→ **Input records**
######
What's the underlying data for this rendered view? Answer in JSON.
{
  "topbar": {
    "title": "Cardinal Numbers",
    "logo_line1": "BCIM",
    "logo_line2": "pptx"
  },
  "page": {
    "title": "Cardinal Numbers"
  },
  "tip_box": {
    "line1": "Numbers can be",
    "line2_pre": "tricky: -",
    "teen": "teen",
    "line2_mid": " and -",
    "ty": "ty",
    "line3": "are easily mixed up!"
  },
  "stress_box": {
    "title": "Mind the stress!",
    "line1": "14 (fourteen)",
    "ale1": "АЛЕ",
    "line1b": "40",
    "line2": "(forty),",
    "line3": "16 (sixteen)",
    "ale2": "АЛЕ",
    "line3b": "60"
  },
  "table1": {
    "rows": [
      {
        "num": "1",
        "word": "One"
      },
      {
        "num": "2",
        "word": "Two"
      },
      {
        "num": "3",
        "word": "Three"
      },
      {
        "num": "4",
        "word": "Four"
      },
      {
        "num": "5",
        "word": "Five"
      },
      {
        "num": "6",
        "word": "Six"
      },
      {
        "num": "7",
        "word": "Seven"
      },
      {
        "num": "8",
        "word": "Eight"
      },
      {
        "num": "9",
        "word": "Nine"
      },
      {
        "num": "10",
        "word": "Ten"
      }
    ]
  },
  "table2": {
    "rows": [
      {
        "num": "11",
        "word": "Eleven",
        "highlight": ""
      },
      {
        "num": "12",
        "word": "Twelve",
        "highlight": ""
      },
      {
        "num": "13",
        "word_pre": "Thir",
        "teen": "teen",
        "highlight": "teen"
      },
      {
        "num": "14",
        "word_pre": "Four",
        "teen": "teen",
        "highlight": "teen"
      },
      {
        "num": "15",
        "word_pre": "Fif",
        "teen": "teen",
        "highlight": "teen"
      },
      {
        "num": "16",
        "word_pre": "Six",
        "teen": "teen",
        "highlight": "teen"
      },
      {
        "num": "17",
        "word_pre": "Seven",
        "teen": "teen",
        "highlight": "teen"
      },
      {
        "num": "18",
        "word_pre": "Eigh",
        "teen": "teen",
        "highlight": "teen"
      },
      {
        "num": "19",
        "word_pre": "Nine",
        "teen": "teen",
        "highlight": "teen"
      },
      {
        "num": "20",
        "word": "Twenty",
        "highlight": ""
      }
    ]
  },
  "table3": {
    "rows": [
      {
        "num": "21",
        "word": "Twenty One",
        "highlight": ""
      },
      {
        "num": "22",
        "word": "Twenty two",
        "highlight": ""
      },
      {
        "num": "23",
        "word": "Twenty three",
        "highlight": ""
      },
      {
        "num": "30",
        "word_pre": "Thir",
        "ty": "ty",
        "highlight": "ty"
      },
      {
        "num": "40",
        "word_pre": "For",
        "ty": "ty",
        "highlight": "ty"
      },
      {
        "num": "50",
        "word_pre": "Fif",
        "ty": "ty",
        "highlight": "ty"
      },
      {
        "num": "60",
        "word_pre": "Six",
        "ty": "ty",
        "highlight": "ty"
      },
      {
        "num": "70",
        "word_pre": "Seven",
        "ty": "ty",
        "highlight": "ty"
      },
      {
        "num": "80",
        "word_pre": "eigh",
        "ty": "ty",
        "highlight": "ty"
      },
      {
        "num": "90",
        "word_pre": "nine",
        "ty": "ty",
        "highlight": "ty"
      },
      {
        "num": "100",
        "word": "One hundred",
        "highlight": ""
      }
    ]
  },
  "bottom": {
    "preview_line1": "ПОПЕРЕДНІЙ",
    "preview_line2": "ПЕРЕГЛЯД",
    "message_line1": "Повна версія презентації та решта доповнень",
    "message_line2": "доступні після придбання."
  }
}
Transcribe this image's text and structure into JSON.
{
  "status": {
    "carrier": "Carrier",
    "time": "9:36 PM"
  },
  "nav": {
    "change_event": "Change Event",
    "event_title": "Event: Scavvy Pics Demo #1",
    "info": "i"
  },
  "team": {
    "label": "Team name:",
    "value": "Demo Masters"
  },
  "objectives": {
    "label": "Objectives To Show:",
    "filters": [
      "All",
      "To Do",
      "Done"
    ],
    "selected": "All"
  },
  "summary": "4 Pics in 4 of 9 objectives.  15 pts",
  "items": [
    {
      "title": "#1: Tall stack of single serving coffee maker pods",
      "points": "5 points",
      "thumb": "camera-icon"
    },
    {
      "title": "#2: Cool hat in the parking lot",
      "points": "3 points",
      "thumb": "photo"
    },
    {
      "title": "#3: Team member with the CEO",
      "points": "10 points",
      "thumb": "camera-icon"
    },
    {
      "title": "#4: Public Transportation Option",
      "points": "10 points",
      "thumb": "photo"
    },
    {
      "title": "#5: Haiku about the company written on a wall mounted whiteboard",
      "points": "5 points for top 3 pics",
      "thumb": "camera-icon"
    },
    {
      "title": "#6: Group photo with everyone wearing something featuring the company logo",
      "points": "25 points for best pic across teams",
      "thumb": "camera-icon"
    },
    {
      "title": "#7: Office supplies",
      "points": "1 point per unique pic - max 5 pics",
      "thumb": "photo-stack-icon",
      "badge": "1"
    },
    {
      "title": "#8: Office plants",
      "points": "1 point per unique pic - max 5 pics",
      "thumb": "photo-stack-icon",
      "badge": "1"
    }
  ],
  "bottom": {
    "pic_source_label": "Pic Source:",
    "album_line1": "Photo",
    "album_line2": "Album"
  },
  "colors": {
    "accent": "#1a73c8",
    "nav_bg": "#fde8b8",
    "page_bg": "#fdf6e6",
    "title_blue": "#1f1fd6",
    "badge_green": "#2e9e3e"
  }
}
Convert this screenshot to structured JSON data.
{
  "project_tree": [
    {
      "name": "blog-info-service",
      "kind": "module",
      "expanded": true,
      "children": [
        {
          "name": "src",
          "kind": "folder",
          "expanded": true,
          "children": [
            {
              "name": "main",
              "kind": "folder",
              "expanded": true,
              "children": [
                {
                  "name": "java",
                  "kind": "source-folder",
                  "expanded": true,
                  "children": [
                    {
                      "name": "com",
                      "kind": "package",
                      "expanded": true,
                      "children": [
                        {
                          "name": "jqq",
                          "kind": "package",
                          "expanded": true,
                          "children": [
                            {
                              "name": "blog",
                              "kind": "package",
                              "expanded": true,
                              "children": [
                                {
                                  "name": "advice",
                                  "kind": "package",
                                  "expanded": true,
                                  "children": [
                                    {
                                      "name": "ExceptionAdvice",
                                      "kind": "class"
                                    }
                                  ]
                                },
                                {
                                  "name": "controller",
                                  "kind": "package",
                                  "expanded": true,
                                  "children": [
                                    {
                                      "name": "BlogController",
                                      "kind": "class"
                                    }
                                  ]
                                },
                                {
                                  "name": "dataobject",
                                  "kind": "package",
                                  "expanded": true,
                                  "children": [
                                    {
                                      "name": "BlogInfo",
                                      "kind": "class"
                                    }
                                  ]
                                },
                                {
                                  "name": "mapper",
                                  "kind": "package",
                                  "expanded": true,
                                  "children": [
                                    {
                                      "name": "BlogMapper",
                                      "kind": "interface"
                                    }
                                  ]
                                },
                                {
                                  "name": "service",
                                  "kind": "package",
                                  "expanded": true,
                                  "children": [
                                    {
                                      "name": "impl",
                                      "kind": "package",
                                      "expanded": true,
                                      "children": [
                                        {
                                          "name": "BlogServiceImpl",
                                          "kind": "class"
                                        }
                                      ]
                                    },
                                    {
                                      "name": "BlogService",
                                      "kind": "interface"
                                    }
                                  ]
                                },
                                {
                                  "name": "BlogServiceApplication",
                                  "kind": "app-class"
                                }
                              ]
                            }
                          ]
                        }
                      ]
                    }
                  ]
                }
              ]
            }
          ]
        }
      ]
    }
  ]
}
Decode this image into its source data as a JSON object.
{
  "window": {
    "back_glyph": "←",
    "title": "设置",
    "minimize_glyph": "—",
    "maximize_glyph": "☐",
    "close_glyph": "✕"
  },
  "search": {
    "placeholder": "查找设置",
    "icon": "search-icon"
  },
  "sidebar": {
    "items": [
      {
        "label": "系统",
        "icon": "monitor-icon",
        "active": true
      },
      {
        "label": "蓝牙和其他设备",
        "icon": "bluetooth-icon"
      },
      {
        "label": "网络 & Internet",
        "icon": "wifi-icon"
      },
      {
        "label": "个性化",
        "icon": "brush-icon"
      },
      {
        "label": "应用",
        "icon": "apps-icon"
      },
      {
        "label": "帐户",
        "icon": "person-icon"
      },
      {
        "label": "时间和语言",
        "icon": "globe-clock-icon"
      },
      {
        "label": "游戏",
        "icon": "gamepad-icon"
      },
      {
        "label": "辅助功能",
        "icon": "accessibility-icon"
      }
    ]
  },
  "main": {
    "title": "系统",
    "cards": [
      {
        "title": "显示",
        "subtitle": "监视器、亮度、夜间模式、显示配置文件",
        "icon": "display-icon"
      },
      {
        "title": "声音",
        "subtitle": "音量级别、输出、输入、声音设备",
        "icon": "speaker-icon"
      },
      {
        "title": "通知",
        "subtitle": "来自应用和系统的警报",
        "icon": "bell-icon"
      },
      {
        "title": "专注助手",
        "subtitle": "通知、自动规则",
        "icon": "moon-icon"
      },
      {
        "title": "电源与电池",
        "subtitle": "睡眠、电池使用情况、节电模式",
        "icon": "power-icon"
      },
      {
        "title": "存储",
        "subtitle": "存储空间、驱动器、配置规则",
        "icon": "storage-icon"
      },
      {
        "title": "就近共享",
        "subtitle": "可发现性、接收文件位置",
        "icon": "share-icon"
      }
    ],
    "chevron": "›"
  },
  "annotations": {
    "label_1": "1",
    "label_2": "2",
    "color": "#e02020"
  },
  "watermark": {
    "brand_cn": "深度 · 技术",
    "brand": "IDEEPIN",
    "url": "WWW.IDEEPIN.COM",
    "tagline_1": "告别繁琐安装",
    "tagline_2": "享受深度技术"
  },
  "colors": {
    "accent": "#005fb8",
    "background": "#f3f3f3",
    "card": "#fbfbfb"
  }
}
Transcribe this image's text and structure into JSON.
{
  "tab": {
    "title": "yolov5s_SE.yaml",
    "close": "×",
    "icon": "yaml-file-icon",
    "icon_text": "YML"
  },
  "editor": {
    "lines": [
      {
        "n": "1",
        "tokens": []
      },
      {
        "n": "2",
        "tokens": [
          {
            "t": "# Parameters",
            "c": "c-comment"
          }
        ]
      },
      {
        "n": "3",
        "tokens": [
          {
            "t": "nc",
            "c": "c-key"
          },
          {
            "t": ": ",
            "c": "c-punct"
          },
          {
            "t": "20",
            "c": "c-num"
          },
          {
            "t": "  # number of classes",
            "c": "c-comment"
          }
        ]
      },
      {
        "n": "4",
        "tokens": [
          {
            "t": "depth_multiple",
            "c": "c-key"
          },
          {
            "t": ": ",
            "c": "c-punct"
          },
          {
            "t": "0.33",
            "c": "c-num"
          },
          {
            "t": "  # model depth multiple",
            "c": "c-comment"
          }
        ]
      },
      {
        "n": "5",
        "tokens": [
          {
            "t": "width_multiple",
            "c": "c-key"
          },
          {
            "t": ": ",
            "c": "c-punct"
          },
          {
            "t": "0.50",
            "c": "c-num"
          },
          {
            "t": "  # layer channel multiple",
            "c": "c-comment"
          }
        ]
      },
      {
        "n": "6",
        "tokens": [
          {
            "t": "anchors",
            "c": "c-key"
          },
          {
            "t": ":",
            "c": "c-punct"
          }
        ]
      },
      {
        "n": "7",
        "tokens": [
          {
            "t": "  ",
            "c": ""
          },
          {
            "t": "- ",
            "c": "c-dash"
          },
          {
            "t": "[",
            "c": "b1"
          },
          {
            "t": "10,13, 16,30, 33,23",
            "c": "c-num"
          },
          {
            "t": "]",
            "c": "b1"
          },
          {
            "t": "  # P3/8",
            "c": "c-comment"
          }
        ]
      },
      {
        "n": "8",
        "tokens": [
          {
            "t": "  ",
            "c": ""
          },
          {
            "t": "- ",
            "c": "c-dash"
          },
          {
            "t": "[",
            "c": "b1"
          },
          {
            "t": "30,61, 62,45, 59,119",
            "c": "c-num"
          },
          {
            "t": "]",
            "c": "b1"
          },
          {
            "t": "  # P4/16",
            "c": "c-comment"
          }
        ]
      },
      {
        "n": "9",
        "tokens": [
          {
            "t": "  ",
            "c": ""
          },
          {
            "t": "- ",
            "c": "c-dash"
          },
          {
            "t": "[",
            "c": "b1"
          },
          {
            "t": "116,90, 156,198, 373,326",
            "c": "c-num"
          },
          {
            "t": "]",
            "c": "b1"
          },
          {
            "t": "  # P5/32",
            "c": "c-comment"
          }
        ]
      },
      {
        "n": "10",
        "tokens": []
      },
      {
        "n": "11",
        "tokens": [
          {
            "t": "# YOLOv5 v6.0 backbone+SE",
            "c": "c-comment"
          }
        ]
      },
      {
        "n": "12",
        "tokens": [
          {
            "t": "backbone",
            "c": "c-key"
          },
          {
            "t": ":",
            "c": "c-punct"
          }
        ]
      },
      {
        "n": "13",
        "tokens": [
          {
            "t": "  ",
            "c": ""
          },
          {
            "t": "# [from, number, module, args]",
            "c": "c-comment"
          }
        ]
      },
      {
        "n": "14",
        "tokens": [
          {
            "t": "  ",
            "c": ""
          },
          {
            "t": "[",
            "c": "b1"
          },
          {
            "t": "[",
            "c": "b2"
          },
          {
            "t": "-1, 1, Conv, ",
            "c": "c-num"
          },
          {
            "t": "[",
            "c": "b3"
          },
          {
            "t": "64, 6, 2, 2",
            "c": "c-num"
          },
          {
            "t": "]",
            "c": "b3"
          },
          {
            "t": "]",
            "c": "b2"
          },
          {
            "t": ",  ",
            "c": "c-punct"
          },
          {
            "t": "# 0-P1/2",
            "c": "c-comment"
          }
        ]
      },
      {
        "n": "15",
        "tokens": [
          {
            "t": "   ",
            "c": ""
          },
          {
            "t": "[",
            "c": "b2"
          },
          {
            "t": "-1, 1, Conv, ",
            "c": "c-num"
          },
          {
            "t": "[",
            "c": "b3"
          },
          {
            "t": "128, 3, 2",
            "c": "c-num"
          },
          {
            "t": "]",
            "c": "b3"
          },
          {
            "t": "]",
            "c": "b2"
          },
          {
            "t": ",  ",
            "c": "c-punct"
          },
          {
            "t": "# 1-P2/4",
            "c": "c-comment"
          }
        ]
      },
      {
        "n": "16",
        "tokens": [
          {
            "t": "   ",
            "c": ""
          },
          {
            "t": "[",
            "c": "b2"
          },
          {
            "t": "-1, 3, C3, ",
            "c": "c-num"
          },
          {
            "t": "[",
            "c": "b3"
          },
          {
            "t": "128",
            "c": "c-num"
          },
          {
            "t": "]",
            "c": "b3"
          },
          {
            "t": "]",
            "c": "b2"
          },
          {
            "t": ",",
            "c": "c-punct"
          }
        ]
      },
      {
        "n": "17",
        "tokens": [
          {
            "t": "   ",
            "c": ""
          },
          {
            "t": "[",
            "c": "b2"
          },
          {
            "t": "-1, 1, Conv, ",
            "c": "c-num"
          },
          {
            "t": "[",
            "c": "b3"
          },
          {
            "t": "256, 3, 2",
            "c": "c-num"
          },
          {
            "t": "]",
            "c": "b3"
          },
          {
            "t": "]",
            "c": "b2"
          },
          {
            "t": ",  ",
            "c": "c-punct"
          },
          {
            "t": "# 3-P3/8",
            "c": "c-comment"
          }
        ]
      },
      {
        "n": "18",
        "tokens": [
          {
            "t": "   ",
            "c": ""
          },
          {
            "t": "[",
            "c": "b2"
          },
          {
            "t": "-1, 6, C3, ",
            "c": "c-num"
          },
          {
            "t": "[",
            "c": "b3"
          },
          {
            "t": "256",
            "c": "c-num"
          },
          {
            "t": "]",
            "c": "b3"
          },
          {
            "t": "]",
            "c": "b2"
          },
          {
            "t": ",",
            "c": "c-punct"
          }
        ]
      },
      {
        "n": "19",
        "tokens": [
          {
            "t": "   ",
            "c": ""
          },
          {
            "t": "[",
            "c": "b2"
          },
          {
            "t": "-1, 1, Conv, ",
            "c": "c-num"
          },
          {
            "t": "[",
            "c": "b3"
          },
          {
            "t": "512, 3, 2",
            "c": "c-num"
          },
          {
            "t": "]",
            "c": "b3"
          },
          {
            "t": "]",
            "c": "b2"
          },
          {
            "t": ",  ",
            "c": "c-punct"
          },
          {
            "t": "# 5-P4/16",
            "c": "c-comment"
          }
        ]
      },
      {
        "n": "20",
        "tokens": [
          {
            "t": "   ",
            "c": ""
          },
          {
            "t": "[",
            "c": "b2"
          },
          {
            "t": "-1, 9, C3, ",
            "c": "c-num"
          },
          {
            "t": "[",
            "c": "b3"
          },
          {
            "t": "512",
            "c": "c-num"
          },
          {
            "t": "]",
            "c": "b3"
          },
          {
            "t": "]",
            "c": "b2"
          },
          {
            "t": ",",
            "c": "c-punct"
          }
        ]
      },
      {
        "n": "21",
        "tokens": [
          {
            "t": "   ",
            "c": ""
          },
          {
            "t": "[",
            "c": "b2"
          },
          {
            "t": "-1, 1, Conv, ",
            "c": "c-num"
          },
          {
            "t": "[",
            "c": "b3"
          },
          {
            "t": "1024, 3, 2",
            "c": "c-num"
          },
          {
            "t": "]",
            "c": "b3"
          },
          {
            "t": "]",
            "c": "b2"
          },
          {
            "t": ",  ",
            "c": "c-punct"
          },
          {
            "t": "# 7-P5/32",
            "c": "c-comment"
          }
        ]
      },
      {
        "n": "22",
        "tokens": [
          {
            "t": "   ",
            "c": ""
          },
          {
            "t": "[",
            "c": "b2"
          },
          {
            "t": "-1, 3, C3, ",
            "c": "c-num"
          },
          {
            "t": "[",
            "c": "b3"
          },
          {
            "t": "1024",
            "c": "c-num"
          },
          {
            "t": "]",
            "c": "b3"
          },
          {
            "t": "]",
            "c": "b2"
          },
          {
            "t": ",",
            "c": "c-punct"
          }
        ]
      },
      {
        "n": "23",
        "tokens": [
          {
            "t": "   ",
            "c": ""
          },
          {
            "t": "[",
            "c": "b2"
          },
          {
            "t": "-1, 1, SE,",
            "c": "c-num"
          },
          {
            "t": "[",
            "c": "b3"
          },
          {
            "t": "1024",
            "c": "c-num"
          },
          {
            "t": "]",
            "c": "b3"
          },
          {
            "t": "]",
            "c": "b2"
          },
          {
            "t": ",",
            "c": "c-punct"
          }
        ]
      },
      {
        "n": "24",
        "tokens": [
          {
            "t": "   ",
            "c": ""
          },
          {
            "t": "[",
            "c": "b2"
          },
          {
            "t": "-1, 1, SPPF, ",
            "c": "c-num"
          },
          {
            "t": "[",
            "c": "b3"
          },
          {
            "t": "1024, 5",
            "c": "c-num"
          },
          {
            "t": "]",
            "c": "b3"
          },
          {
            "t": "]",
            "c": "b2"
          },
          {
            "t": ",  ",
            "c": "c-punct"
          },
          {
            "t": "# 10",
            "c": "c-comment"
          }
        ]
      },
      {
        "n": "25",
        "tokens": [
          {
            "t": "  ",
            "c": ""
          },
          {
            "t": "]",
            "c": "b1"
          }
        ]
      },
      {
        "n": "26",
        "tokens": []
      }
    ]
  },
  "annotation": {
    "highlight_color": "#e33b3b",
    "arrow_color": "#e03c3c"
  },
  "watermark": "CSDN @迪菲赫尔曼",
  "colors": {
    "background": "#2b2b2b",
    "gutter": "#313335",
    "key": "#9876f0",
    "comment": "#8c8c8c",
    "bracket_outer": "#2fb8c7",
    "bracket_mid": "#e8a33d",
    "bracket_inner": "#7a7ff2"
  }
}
######
→ **Set exercise**
Reply with nothing except the number of lines in the listing above that include the string "background".

→ **Output for this exercise**
2